# AUFGABE:
Führe den Text über die Eltern und die Kindheit im Tanzstudio der Mutter im gleichen Ton weiter, beginnend nach seinem letzten Satz.

# ANGEZEIGTER TEXT:
Meine Familie lebt schon seit Generationen in Texas, und die Beziehung meiner Eltern war eine jener klassischen texanischen Geschichten, in denen sich ein Cowboy in ein Stadtmädchen verliebt. Jesse Wayne Swayze, den alle Welt nur »Buddy« nannte, war ein ehemaliger Rodeo-Champion, aufgewachsen auf einer Ranch bei Wichita Falls. Er war unprätentiös und intelligent, hatte jahrelang als Metzger gearbeitet und sich in Abendkursen zum technischen Zeichner weitergebildet. Er bekam einen Job bei einer Ölfirma und absolvierte nebenher eine Ausbildung zum Maschinenbauingenieur. Sein ganzes Geld steckte er in seine Familie, besonders in das Tanzensemble und die Tanzschule, die meine Mutter leitete.
Meine Mom, Patsy Swayze, war Choreografin, Tanzlehrerin und Mitbegründerin der Houstoner Tanzszene. Sie kombinierte die Energie einer Tänzerin mit der Entschlossenheit und stahlharten Kraft eines Pitbullterriers. Mom war eine hervorragende Lehrerin, aber sie forderte sehr viel von uns. Wir Kids rangen ein ums andere Mal darum, die schwierigsten Aufgaben zu meistern, um ihre Anerkennung zu gewinnen. Uns war damals nicht klar, dass wir diesen Kampf nicht gewinnen konnten – sie legte immer noch eine Schippe drauf.
Ich war das zweitälteste von fünf Kindern, der älteste Sohn der Familie. Meine ältere Schwester Vicky und ich lernten bei unserer Mutter tanzen, kaum dass wir laufen konnten. Moms Studio, das »Swayze Dance Studio«, war unser zweites Zuhause, und wir verbrachten unendlich viel Zeit dort. Meine Mutter hatte weder Vicky noch mich gefragt, ob wir überhaupt tanzen lernen wollten – das wurde einfach von uns erwartet. Und mehr noch: Wir sollten schlicht die Besten werden, und dass uns das auch gelingen würde, daran hatte sie offenbar nie Zweifel. Meine Mutter erzählte mir irgendwann, sie habe mich deshalb Patrick genannt, weil sie fand, dass der Schriftzug »Patrick Swayze« sich gut auf einem Theaterplakat machen würde. Aber wie mein Dad wurde ich eigentlich nur »Buddy« genannt. »Little Buddy«, wenn er dabei war.

# VERFÜGBARE DATEN:
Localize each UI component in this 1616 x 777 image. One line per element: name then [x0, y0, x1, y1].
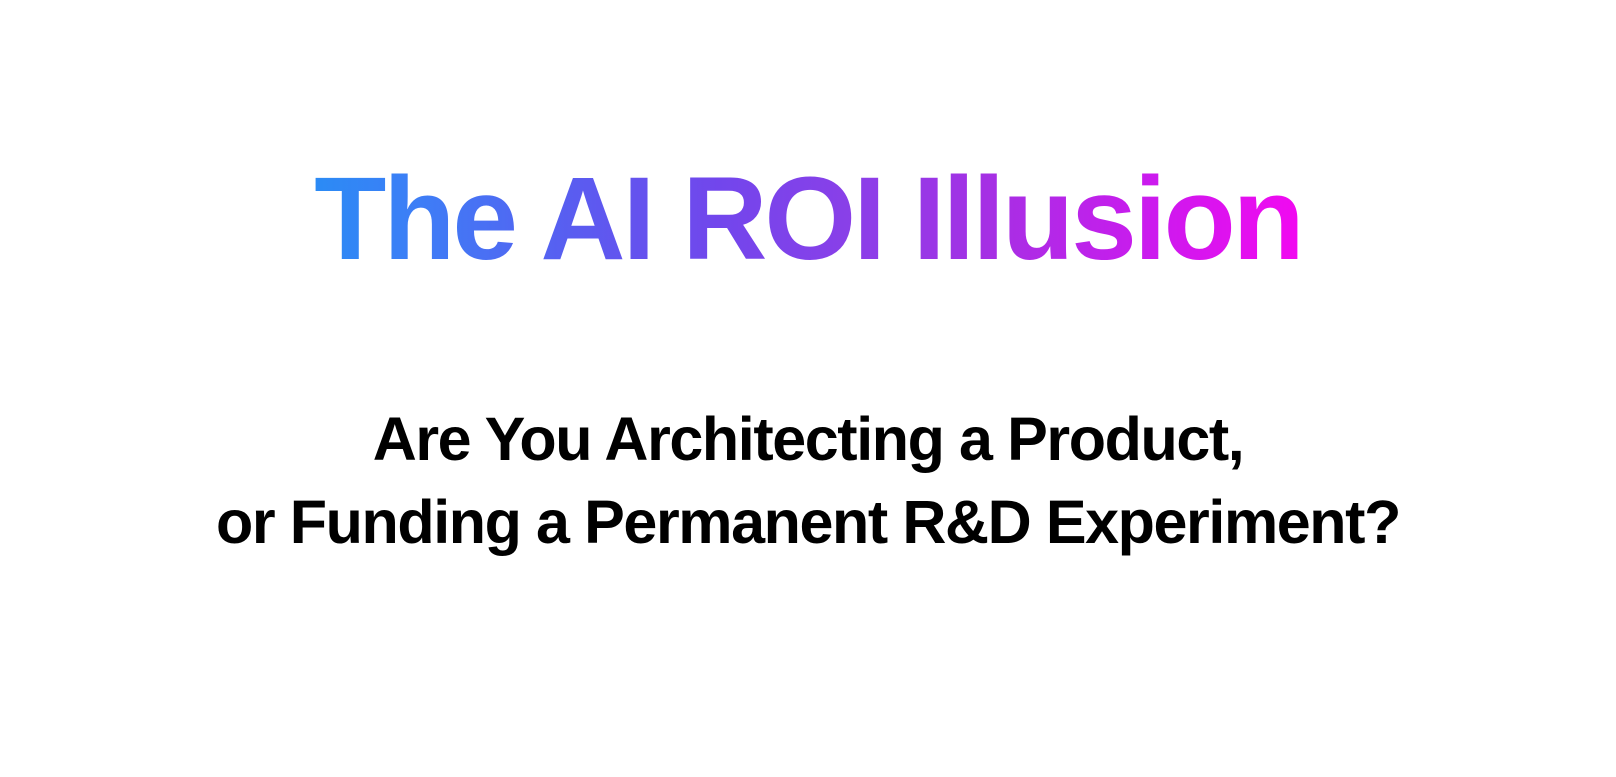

# ERGEBNIS:
Auch unsere jüngeren Geschwister Donny, Sean und Bambi standen unter dem Druck, alles was sie anpackten, hervorragend meistern zu müssen. Wir nannten das »Leben im Camp Swayze«, eine prägende Erfahrung, die unsere beinahe besessene Motivation, am besten zu sein, am meisten zu leisten und die Herde zu führen, erklärt.
Unsere Eltern hatten in ihrem Leben eine Menge erreicht: Dad hatte sich beruflich konsequent weiterentwickelt, war ein Ass im Rodeo und früher Golden-Gloves-Boxer gewesen; meine Mom gehörte zu den strahlenden Sternen der Houstoner Tanzszene. Aber da hörten die Gemeinsamkeiten zwischen den beiden auch schon auf. Meine Mutter war eine Perfektionistin und übertrug das auch auf ihre Kinder. Egal was wir taten. Damit weckte sie einerseits den brennenden Wunsch in mir in allem die Nummer Eins zu sein, gleichzeitig führte das aber auch zu dem konstanten, tief verwurzelten Gefühl, nicht zu genügen. Ich konnte nicht all das sein, was sie aus mir machen wollte – denn das hätte niemand geschafft. Aber ich würde es versuchen, selbst wenn ich dabei draufging. Und dieser Charakterzug hat mich mein Leben lang begleitet, ebenso wie meine Selbstzweifel.
Mein Dad hingegen war entspannter, ein sanfter Cowboy. Er war der Fels, auf dem unsere Familie gebaut war, er brachte Stabilität und Sicherheit in unser Leben. In mancher Hinsicht bemutterte er uns mehr als meine Mom, und dass ich mit einem Vater aufgewachsen bin, der sowohl stark als auch sanft war, hat mich tief beeindruckt. Ich begriff, dass es nicht unmännlich ist, eine weiche Seite zu haben. Im Gegenteil. Sie machte einen zu einem besseren Mann.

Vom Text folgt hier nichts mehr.